» **SET EXERCISE**: Find how many lines hold the word "Terraform" and give that number only.

» **RECORDS TO USE**:
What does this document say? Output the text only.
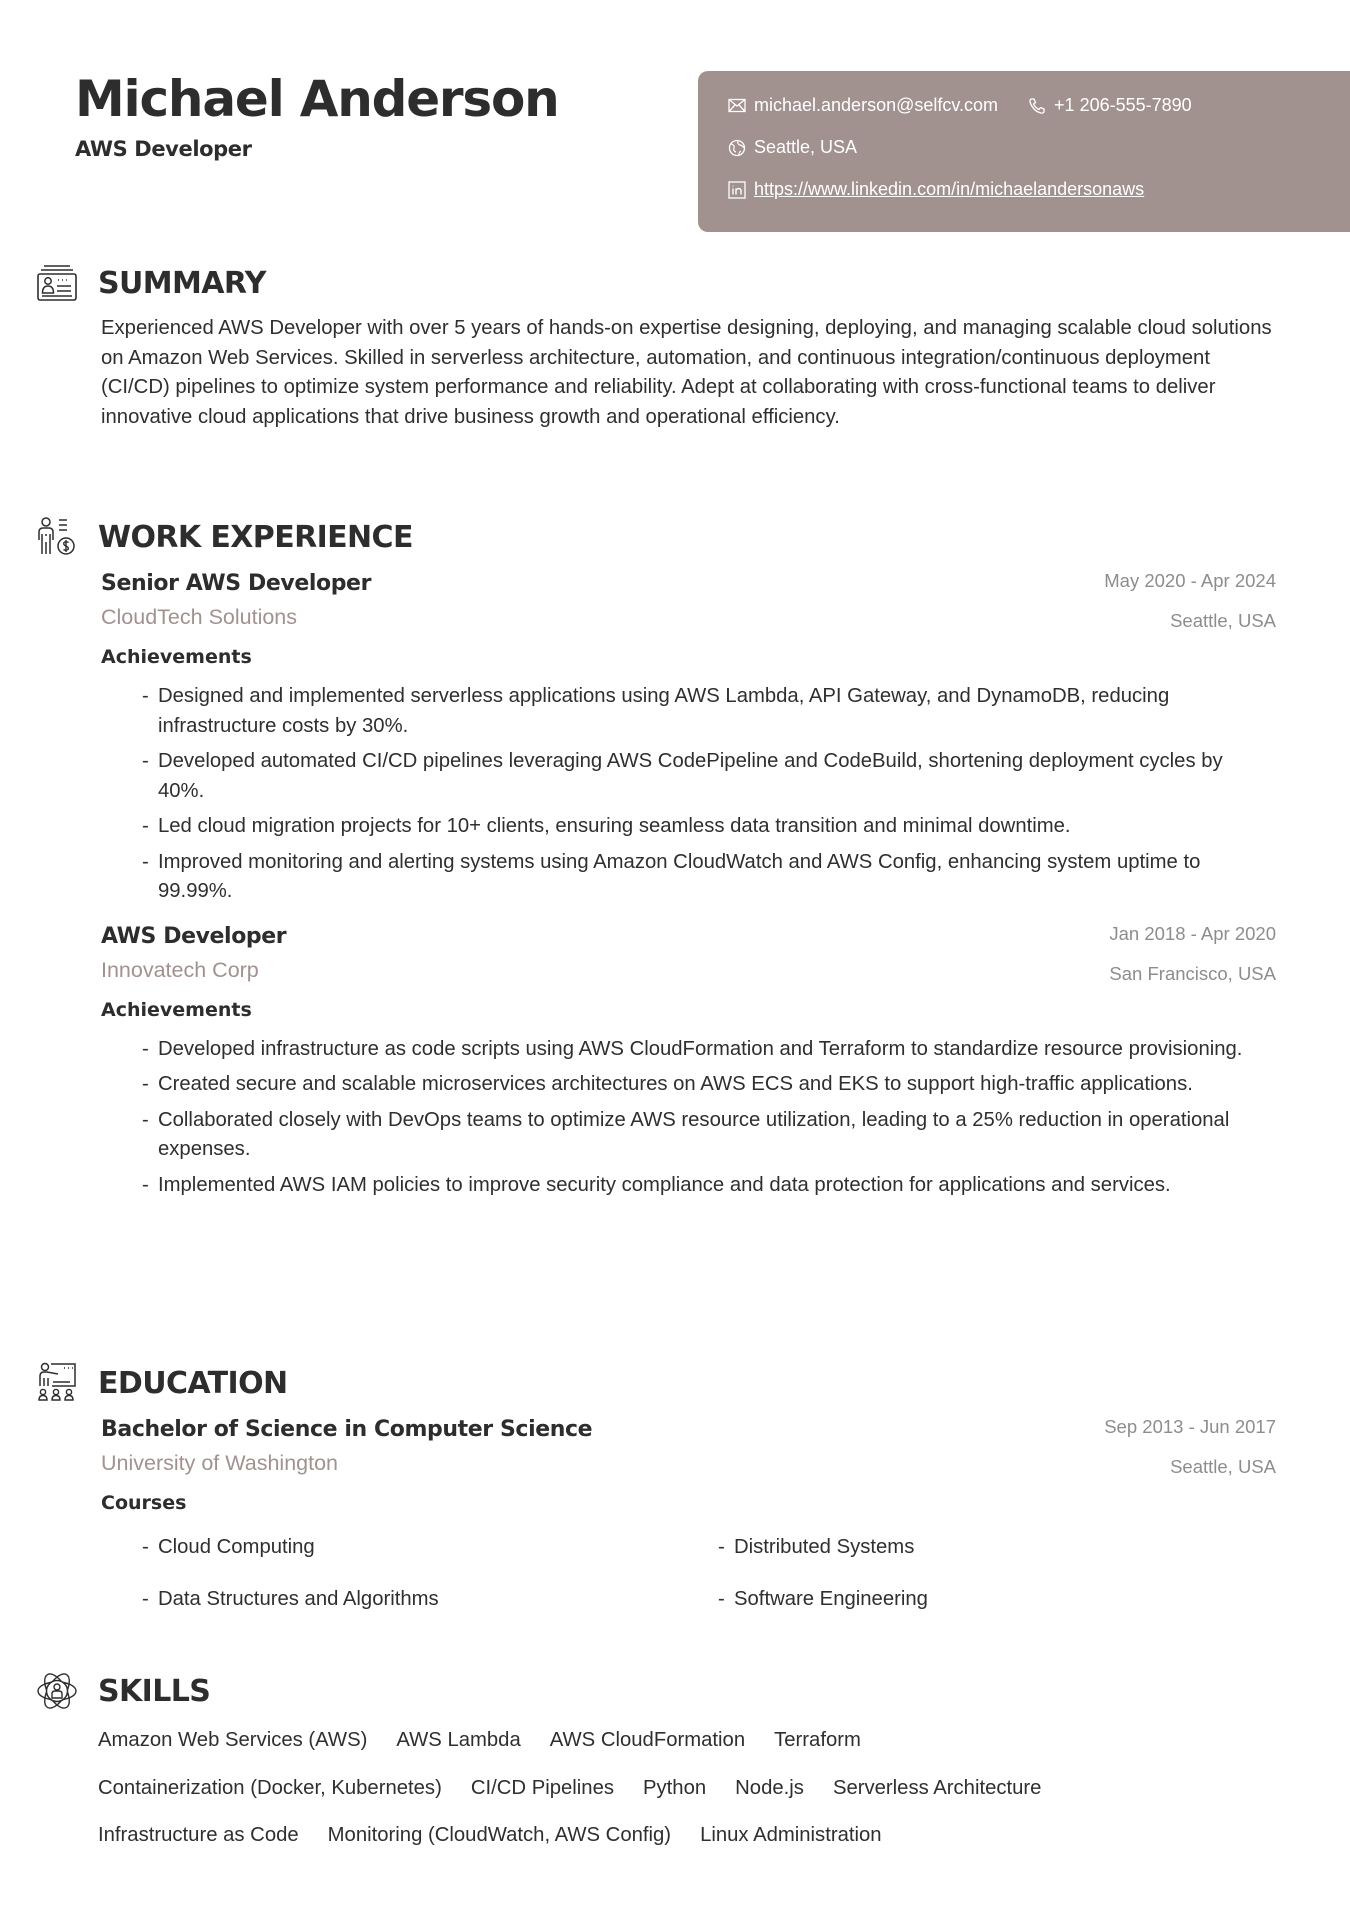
Michael Anderson
AWS Developer
michael.anderson@selfcv.com	+1 206-555-7890
Seattle, USA
https://www.linkedin.com/in/michaelandersonaws
SUMMARY

Experienced AWS Developer with over 5 years of hands-on expertise designing, deploying, and managing scalable cloud solutions on Amazon Web Services. Skilled in serverless architecture, automation, and continuous integration/continuous deployment (CI/CD) pipelines to optimize system performance and reliability. Adept at collaborating with cross-functional teams to deliver innovative cloud applications that drive business growth and operational efficiency.

WORK EXPERIENCE
Senior AWS Developer
CloudTech Solutions
May 2020 - Apr 2024
Seattle, USA
Achievements
- Designed and implemented serverless applications using AWS Lambda, API Gateway, and DynamoDB, reducing infrastructure costs by 30%.
- Developed automated CI/CD pipelines leveraging AWS CodePipeline and CodeBuild, shortening deployment cycles by 40%.
- Led cloud migration projects for 10+ clients, ensuring seamless data transition and minimal downtime.
- Improved monitoring and alerting systems using Amazon CloudWatch and AWS Config, enhancing system uptime to 99.99%.
AWS Developer
Innovatech Corp
Jan 2018 - Apr 2020
San Francisco, USA
Achievements
- Developed infrastructure as code scripts using AWS CloudFormation and Terraform to standardize resource provisioning.
- Created secure and scalable microservices architectures on AWS ECS and EKS to support high-traffic applications.
- Collaborated closely with DevOps teams to optimize AWS resource utilization, leading to a 25% reduction in operational expenses.
- Implemented AWS IAM policies to improve security compliance and data protection for applications and services.
EDUCATION
Bachelor of Science in Computer Science
University of Washington
Sep 2013 - Jun 2017
Seattle, USA
Courses
- Cloud Computing	- Distributed Systems
- Data Structures and Algorithms	- Software Engineering
SKILLS
Amazon Web Services (AWS) AWS Lambda AWS CloudFormation Terraform
Containerization (Docker, Kubernetes) CI/CD Pipelines Python Node.js Serverless Architecture
Infrastructure as Code Monitoring (CloudWatch, AWS Config) Linux Administration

» **SOLUTION TO THIS EXERCISE**: 2